START
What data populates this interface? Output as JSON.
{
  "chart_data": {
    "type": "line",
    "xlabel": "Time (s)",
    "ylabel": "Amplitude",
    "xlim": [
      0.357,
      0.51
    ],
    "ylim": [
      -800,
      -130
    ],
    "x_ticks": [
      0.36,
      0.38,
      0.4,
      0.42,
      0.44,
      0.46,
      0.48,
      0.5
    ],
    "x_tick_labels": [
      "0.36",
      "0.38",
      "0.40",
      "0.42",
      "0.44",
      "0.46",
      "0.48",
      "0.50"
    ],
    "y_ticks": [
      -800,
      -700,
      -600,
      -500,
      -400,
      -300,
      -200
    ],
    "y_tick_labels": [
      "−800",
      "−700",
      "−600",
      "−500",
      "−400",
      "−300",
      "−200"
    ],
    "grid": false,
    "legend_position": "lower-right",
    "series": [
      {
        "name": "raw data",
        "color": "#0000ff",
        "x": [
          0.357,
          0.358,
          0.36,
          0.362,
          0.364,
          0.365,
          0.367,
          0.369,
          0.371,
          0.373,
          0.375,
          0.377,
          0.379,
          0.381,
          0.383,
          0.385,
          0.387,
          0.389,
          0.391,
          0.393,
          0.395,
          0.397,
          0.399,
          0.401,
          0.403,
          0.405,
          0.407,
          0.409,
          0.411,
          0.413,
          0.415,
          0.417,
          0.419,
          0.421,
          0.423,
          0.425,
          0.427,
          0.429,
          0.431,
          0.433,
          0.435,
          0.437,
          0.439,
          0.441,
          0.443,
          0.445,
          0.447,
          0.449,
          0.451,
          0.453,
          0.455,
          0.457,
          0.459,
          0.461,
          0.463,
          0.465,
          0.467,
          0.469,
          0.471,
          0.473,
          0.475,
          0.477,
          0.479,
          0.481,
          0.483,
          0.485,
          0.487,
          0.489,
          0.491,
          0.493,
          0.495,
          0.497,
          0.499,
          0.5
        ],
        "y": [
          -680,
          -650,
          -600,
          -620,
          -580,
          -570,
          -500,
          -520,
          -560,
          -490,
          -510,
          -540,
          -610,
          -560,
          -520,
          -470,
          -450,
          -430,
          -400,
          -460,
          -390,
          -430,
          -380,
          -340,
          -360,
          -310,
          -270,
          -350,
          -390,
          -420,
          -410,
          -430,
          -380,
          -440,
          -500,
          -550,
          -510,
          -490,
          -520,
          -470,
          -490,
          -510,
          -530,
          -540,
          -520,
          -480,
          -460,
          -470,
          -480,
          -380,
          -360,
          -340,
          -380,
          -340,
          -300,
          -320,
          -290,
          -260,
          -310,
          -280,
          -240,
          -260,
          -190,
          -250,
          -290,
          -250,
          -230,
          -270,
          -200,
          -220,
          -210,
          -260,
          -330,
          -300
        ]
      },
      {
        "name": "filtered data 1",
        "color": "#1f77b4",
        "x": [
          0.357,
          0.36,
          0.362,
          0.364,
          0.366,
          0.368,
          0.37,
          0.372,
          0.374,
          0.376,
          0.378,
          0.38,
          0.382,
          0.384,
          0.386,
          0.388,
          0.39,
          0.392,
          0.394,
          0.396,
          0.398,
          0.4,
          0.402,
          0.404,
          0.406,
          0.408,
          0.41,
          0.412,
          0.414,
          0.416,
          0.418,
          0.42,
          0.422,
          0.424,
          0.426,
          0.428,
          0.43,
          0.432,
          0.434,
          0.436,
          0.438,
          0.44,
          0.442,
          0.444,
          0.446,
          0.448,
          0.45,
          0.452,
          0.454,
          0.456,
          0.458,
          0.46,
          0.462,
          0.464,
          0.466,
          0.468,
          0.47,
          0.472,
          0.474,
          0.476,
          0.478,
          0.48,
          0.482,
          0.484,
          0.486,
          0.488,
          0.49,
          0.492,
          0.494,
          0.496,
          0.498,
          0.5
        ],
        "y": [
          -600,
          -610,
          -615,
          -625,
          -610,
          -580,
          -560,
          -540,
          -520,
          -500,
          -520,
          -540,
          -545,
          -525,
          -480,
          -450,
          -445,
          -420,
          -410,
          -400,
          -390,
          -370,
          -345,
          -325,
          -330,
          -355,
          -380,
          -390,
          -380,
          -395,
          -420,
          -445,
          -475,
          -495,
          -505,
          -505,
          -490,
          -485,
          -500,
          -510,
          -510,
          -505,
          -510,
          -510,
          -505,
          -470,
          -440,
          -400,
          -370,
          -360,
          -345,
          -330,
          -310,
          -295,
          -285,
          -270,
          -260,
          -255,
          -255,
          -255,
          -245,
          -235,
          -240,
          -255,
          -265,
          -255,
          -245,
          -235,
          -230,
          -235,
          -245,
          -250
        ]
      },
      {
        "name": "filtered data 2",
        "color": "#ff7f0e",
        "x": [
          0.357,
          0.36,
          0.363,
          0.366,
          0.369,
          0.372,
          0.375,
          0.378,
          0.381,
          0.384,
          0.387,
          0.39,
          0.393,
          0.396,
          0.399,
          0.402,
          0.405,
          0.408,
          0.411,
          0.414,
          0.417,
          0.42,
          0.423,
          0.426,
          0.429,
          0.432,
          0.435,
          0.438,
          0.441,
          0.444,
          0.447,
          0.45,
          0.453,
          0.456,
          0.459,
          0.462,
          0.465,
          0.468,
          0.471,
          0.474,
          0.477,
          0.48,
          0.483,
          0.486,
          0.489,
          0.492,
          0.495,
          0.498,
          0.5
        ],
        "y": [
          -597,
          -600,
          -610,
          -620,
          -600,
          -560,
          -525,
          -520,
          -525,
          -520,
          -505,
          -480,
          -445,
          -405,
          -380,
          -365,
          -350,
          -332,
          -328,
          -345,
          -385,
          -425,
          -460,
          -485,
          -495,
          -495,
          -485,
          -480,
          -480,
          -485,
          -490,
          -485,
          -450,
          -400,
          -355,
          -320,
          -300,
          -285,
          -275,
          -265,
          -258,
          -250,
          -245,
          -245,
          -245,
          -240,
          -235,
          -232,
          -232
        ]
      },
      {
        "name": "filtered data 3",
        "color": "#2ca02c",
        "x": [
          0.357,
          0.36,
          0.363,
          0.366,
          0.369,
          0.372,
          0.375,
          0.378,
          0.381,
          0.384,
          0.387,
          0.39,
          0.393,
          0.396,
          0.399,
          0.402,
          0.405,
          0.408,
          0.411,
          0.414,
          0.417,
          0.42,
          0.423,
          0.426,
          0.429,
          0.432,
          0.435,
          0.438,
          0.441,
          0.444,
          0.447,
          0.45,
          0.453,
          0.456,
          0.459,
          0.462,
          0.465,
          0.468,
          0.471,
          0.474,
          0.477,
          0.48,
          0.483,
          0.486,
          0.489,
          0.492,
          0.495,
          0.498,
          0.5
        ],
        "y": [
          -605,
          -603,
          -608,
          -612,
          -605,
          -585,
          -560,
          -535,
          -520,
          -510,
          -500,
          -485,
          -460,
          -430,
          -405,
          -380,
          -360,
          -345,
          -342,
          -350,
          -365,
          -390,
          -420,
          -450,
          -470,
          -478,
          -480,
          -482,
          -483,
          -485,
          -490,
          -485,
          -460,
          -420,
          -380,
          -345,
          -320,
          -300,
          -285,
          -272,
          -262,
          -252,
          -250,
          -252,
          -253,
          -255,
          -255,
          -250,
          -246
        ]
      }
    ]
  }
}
END
**Given request**
Give the listing again, word for word.

**Solution to this task**
What data populates this interface? Output as JSON.
{
  "chart_data": {
    "type": "line",
    "xlabel": "Time (s)",
    "ylabel": "Amplitude",
    "xlim": [
      0.357,
      0.51
    ],
    "ylim": [
      -800,
      -130
    ],
    "x_ticks": [
      0.36,
      0.38,
      0.4,
      0.42,
      0.44,
      0.46,
      0.48,
      0.5
    ],
    "x_tick_labels": [
      "0.36",
      "0.38",
      "0.40",
      "0.42",
      "0.44",
      "0.46",
      "0.48",
      "0.50"
    ],
    "y_ticks": [
      -800,
      -700,
      -600,
      -500,
      -400,
      -300,
      -200
    ],
    "y_tick_labels": [
      "−800",
      "−700",
      "−600",
      "−500",
      "−400",
      "−300",
      "−200"
    ],
    "grid": false,
    "legend_position": "lower-right",
    "series": [
      {
        "name": "raw data",
        "color": "#0000ff",
        "x": [
          0.357,
          0.358,
          0.36,
          0.362,
          0.364,
          0.365,
          0.367,
          0.369,
          0.371,
          0.373,
          0.375,
          0.377,
          0.379,
          0.381,
          0.383,
          0.385,
          0.387,
          0.389,
          0.391,
          0.393,
          0.395,
          0.397,
          0.399,
          0.401,
          0.403,
          0.405,
          0.407,
          0.409,
          0.411,
          0.413,
          0.415,
          0.417,
          0.419,
          0.421,
          0.423,
          0.425,
          0.427,
          0.429,
          0.431,
          0.433,
          0.435,
          0.437,
          0.439,
          0.441,
          0.443,
          0.445,
          0.447,
          0.449,
          0.451,
          0.453,
          0.455,
          0.457,
          0.459,
          0.461,
          0.463,
          0.465,
          0.467,
          0.469,
          0.471,
          0.473,
          0.475,
          0.477,
          0.479,
          0.481,
          0.483,
          0.485,
          0.487,
          0.489,
          0.491,
          0.493,
          0.495,
          0.497,
          0.499,
          0.5
        ],
        "y": [
          -680,
          -650,
          -600,
          -620,
          -580,
          -570,
          -500,
          -520,
          -560,
          -490,
          -510,
          -540,
          -610,
          -560,
          -520,
          -470,
          -450,
          -430,
          -400,
          -460,
          -390,
          -430,
          -380,
          -340,
          -360,
          -310,
          -270,
          -350,
          -390,
          -420,
          -410,
          -430,
          -380,
          -440,
          -500,
          -550,
          -510,
          -490,
          -520,
          -470,
          -490,
          -510,
          -530,
          -540,
          -520,
          -480,
          -460,
          -470,
          -480,
          -380,
          -360,
          -340,
          -380,
          -340,
          -300,
          -320,
          -290,
          -260,
          -310,
          -280,
          -240,
          -260,
          -190,
          -250,
          -290,
          -250,
          -230,
          -270,
          -200,
          -220,
          -210,
          -260,
          -330,
          -300
        ]
      },
      {
        "name": "filtered data 1",
        "color": "#1f77b4",
        "x": [
          0.357,
          0.36,
          0.362,
          0.364,
          0.366,
          0.368,
          0.37,
          0.372,
          0.374,
          0.376,
          0.378,
          0.38,
          0.382,
          0.384,
          0.386,
          0.388,
          0.39,
          0.392,
          0.394,
          0.396,
          0.398,
          0.4,
          0.402,
          0.404,
          0.406,
          0.408,
          0.41,
          0.412,
          0.414,
          0.416,
          0.418,
          0.42,
          0.422,
          0.424,
          0.426,
          0.428,
          0.43,
          0.432,
          0.434,
          0.436,
          0.438,
          0.44,
          0.442,
          0.444,
          0.446,
          0.448,
          0.45,
          0.452,
          0.454,
          0.456,
          0.458,
          0.46,
          0.462,
          0.464,
          0.466,
          0.468,
          0.47,
          0.472,
          0.474,
          0.476,
          0.478,
          0.48,
          0.482,
          0.484,
          0.486,
          0.488,
          0.49,
          0.492,
          0.494,
          0.496,
          0.498,
          0.5
        ],
        "y": [
          -600,
          -610,
          -615,
          -625,
          -610,
          -580,
          -560,
          -540,
          -520,
          -500,
          -520,
          -540,
          -545,
          -525,
          -480,
          -450,
          -445,
          -420,
          -410,
          -400,
          -390,
          -370,
          -345,
          -325,
          -330,
          -355,
          -380,
          -390,
          -380,
          -395,
          -420,
          -445,
          -475,
          -495,
          -505,
          -505,
          -490,
          -485,
          -500,
          -510,
          -510,
          -505,
          -510,
          -510,
          -505,
          -470,
          -440,
          -400,
          -370,
          -360,
          -345,
          -330,
          -310,
          -295,
          -285,
          -270,
          -260,
          -255,
          -255,
          -255,
          -245,
          -235,
          -240,
          -255,
          -265,
          -255,
          -245,
          -235,
          -230,
          -235,
          -245,
          -250
        ]
      },
      {
        "name": "filtered data 2",
        "color": "#ff7f0e",
        "x": [
          0.357,
          0.36,
          0.363,
          0.366,
          0.369,
          0.372,
          0.375,
          0.378,
          0.381,
          0.384,
          0.387,
          0.39,
          0.393,
          0.396,
          0.399,
          0.402,
          0.405,
          0.408,
          0.411,
          0.414,
          0.417,
          0.42,
          0.423,
          0.426,
          0.429,
          0.432,
          0.435,
          0.438,
          0.441,
          0.444,
          0.447,
          0.45,
          0.453,
          0.456,
          0.459,
          0.462,
          0.465,
          0.468,
          0.471,
          0.474,
          0.477,
          0.48,
          0.483,
          0.486,
          0.489,
          0.492,
          0.495,
          0.498,
          0.5
        ],
        "y": [
          -597,
          -600,
          -610,
          -620,
          -600,
          -560,
          -525,
          -520,
          -525,
          -520,
          -505,
          -480,
          -445,
          -405,
          -380,
          -365,
          -350,
          -332,
          -328,
          -345,
          -385,
          -425,
          -460,
          -485,
          -495,
          -495,
          -485,
          -480,
          -480,
          -485,
          -490,
          -485,
          -450,
          -400,
          -355,
          -320,
          -300,
          -285,
          -275,
          -265,
          -258,
          -250,
          -245,
          -245,
          -245,
          -240,
          -235,
          -232,
          -232
        ]
      },
      {
        "name": "filtered data 3",
        "color": "#2ca02c",
        "x": [
          0.357,
          0.36,
          0.363,
          0.366,
          0.369,
          0.372,
          0.375,
          0.378,
          0.381,
          0.384,
          0.387,
          0.39,
          0.393,
          0.396,
          0.399,
          0.402,
          0.405,
          0.408,
          0.411,
          0.414,
          0.417,
          0.42,
          0.423,
          0.426,
          0.429,
          0.432,
          0.435,
          0.438,
          0.441,
          0.444,
          0.447,
          0.45,
          0.453,
          0.456,
          0.459,
          0.462,
          0.465,
          0.468,
          0.471,
          0.474,
          0.477,
          0.48,
          0.483,
          0.486,
          0.489,
          0.492,
          0.495,
          0.498,
          0.5
        ],
        "y": [
          -605,
          -603,
          -608,
          -612,
          -605,
          -585,
          -560,
          -535,
          -520,
          -510,
          -500,
          -485,
          -460,
          -430,
          -405,
          -380,
          -360,
          -345,
          -342,
          -350,
          -365,
          -390,
          -420,
          -450,
          -470,
          -478,
          -480,
          -482,
          -483,
          -485,
          -490,
          -485,
          -460,
          -420,
          -380,
          -345,
          -320,
          -300,
          -285,
          -272,
          -262,
          -252,
          -250,
          -252,
          -253,
          -255,
          -255,
          -250,
          -246
        ]
      }
    ]
  }
}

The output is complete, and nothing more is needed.